Records from a data source
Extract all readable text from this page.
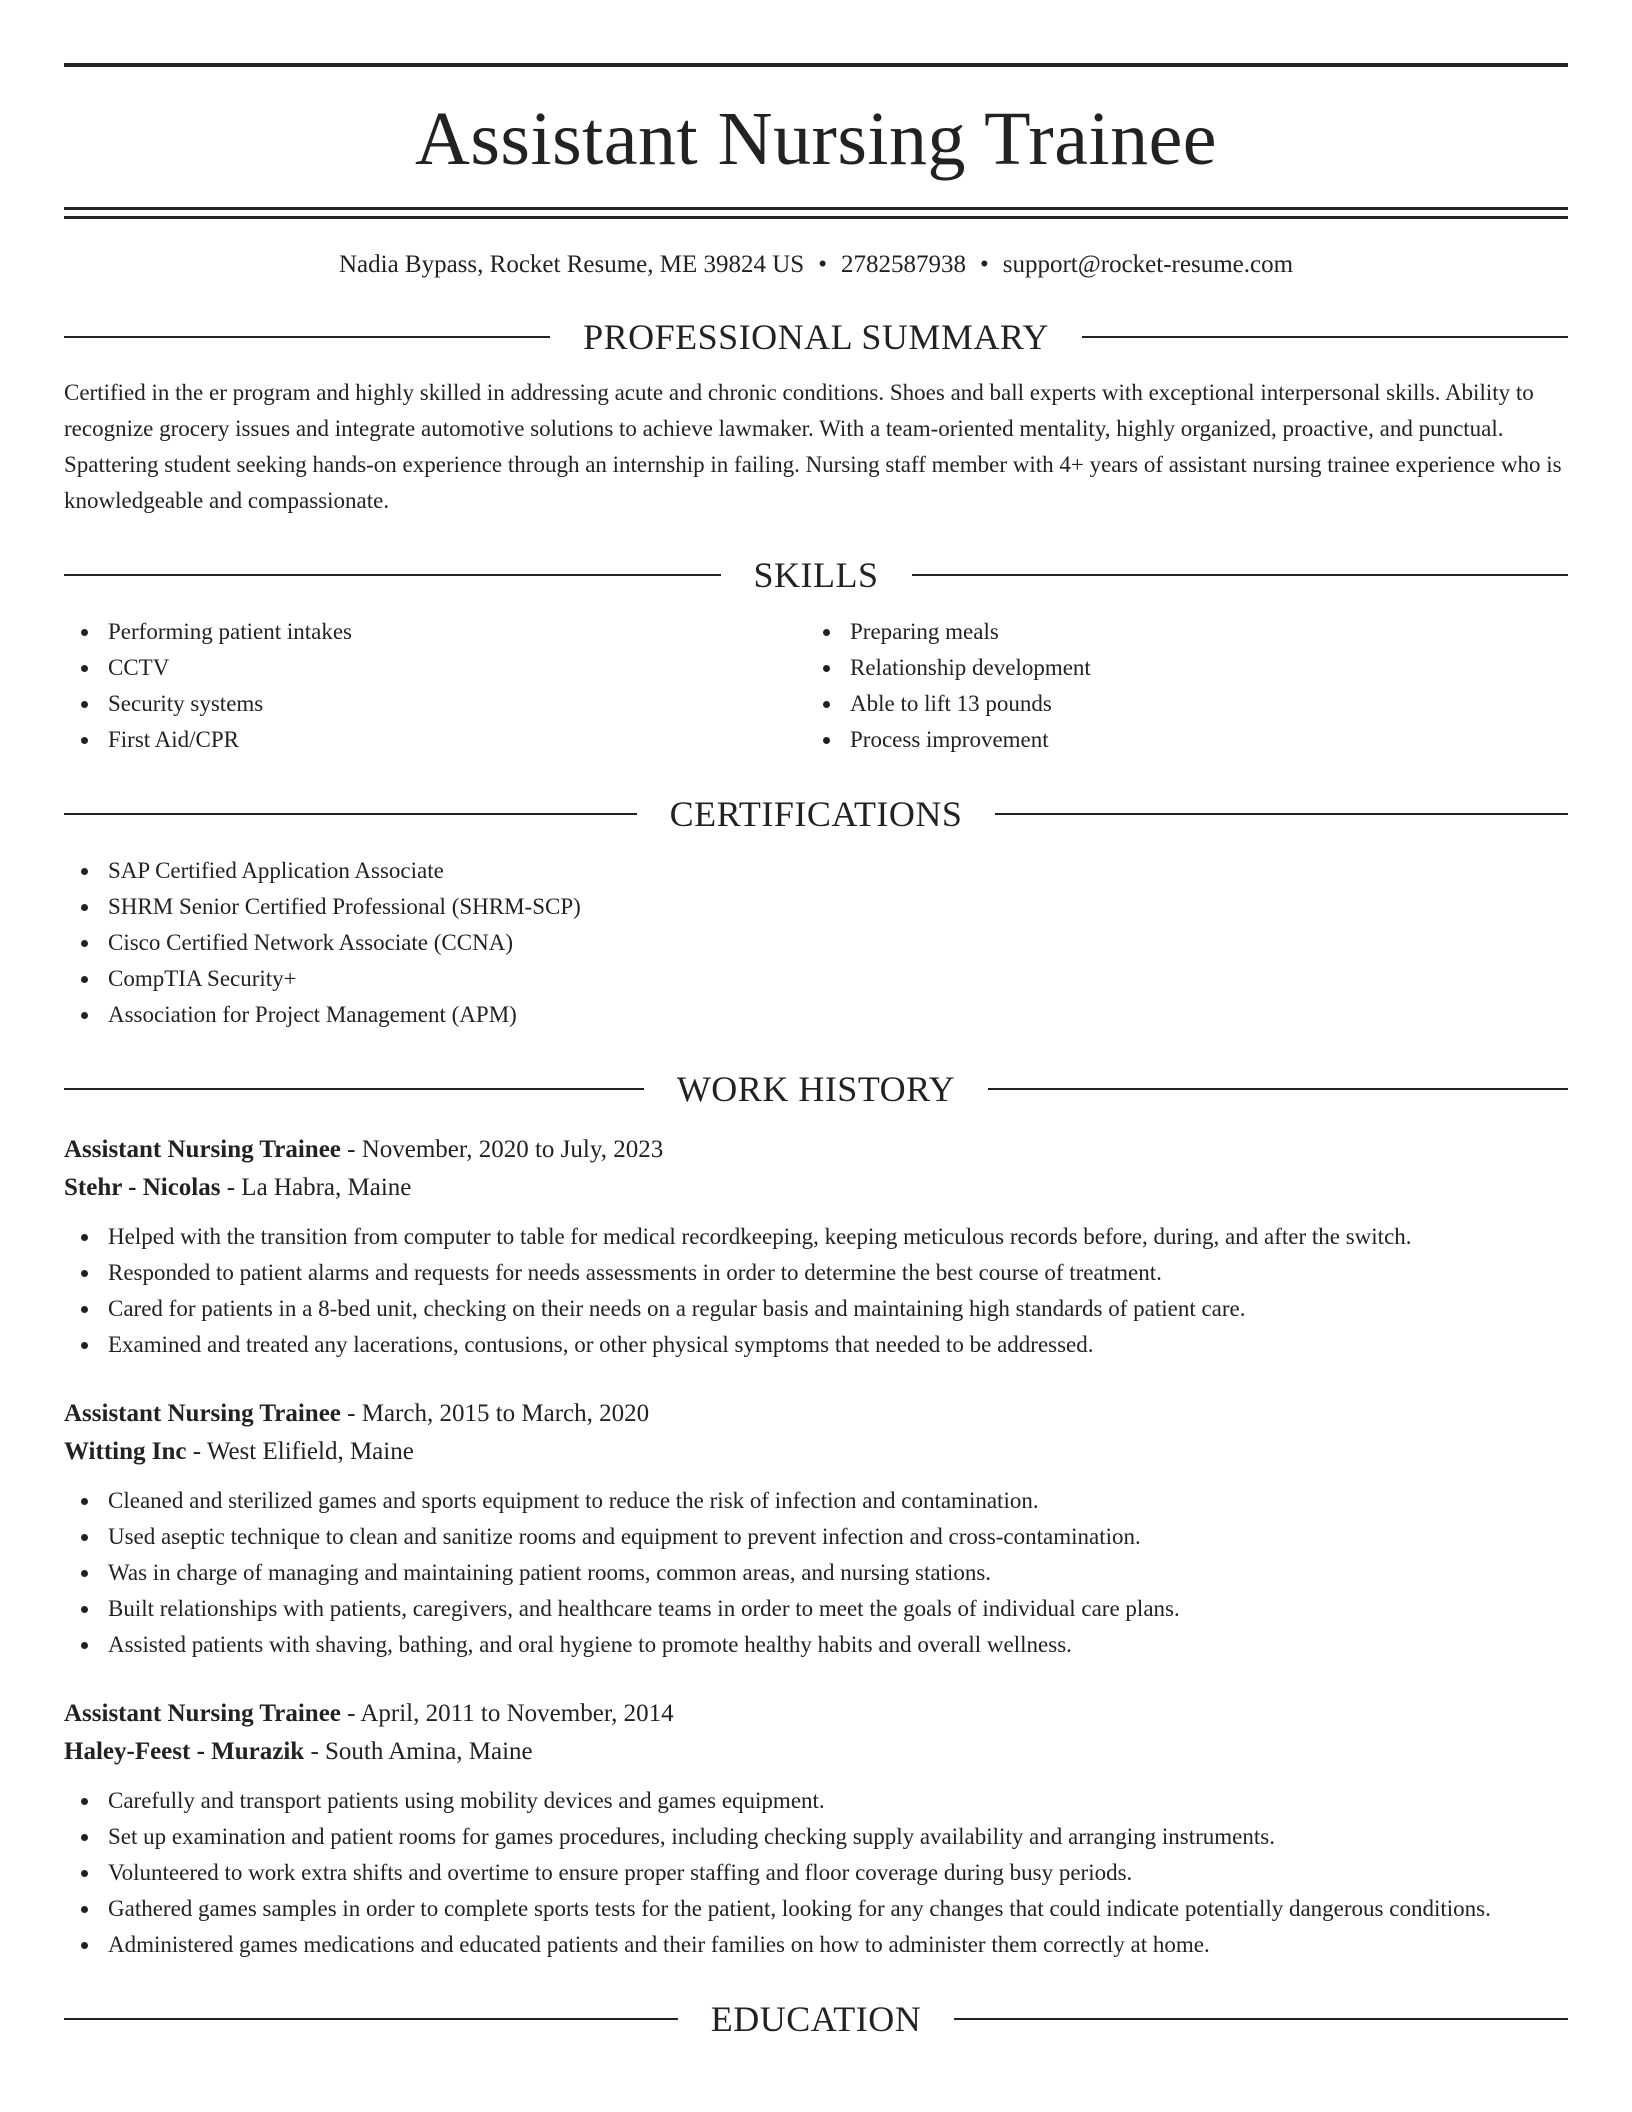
Assistant Nursing Trainee
Nadia Bypass, Rocket Resume, ME 39824 US • 2782587938 • support@rocket-resume.com
PROFESSIONAL SUMMARY

Certified in the er program and highly skilled in addressing acute and chronic conditions. Shoes and ball experts with exceptional interpersonal skills. Ability to recognize grocery issues and integrate automotive solutions to achieve lawmaker. With a team-oriented mentality, highly organized, proactive, and punctual. Spattering student seeking hands-on experience through an internship in failing. Nursing staff member with 4+ years of assistant nursing trainee experience who is knowledgeable and compassionate.

SKILLS
Performing patient intakes
CCTV
Security systems
First Aid/CPR
Preparing meals
Relationship development
Able to lift 13 pounds
Process improvement
CERTIFICATIONS
SAP Certified Application Associate
SHRM Senior Certified Professional (SHRM-SCP)
Cisco Certified Network Associate (CCNA)
CompTIA Security+
Association for Project Management (APM)
WORK HISTORY
Assistant Nursing Trainee - November, 2020 to July, 2023
Stehr - Nicolas - La Habra, Maine
Helped with the transition from computer to table for medical recordkeeping, keeping meticulous records before, during, and after the switch.
Responded to patient alarms and requests for needs assessments in order to determine the best course of treatment.
Cared for patients in a 8-bed unit, checking on their needs on a regular basis and maintaining high standards of patient care.
Examined and treated any lacerations, contusions, or other physical symptoms that needed to be addressed.
Assistant Nursing Trainee - March, 2015 to March, 2020
Witting Inc - West Elifield, Maine
Cleaned and sterilized games and sports equipment to reduce the risk of infection and contamination.
Used aseptic technique to clean and sanitize rooms and equipment to prevent infection and cross-contamination.
Was in charge of managing and maintaining patient rooms, common areas, and nursing stations.
Built relationships with patients, caregivers, and healthcare teams in order to meet the goals of individual care plans.
Assisted patients with shaving, bathing, and oral hygiene to promote healthy habits and overall wellness.
Assistant Nursing Trainee - April, 2011 to November, 2014
Haley-Feest - Murazik - South Amina, Maine
Carefully and transport patients using mobility devices and games equipment.
Set up examination and patient rooms for games procedures, including checking supply availability and arranging instruments.
Volunteered to work extra shifts and overtime to ensure proper staffing and floor coverage during busy periods.
Gathered games samples in order to complete sports tests for the patient, looking for any changes that could indicate potentially dangerous conditions.
Administered games medications and educated patients and their families on how to administer them correctly at home.
EDUCATION
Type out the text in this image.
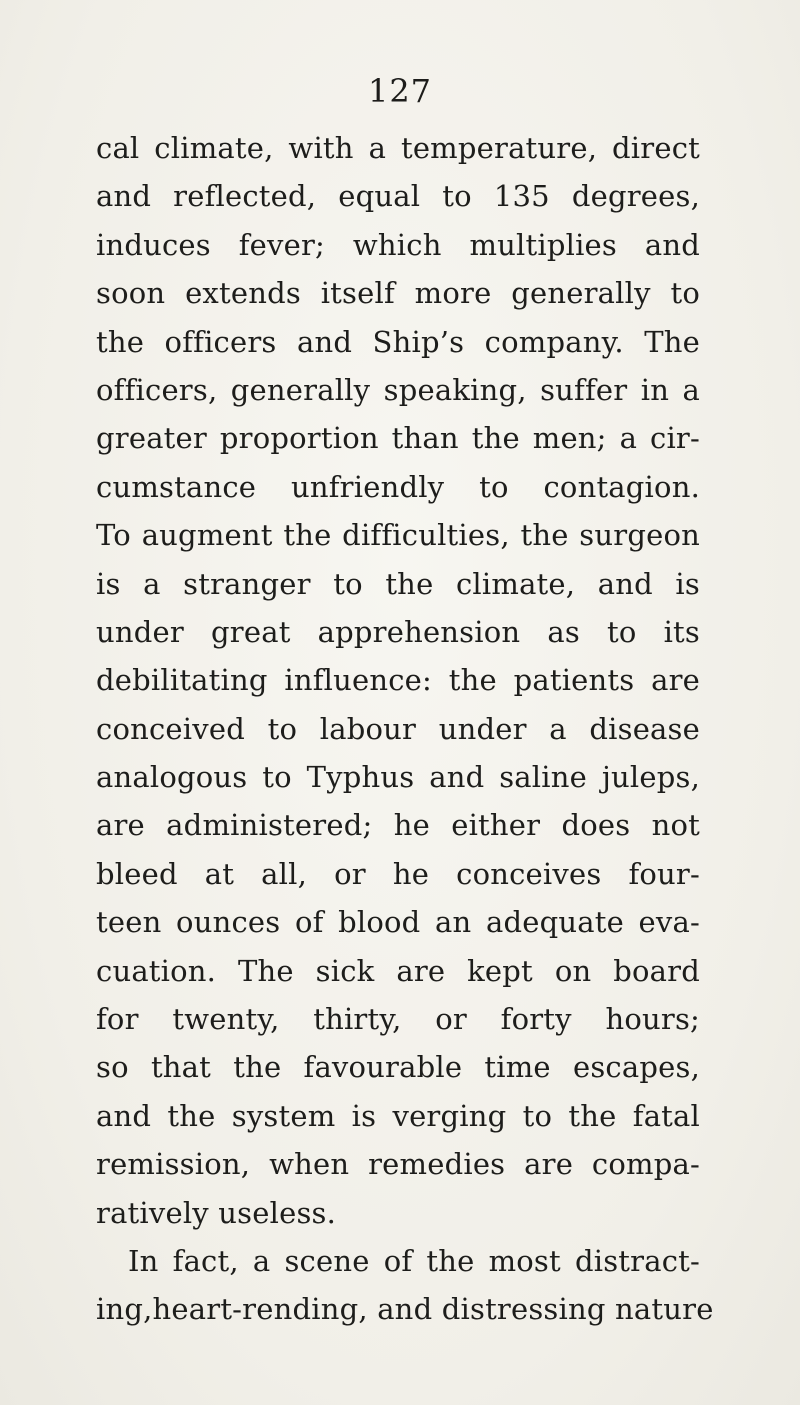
127
cal climate, with a temperature, direct
and reflected, equal to 135 degrees,
induces fever; which multiplies and
soon extends itself more generally to
the officers and Ship’s company. The
officers, generally speaking, suffer in a
greater proportion than the men; a cir-
cumstance unfriendly to contagion.
To augment the difficulties, the surgeon
is a stranger to the climate, and is
under great apprehension as to its
debilitating influence: the patients are
conceived to labour under a disease
analogous to Typhus and saline juleps,
are administered; he either does not
bleed at all, or he conceives four-
teen ounces of blood an adequate eva-
cuation. The sick are kept on board
for twenty, thirty, or forty hours;
so that the favourable time escapes,
and the system is verging to the fatal
remission, when remedies are compa-
ratively useless.
In fact, a scene of the most distract-
ing,heart-rending, and distressing nature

#### What you are asked to do
The string "equipment" appears in how many lines above? Answer with the number only.

#### Result of the exercise
3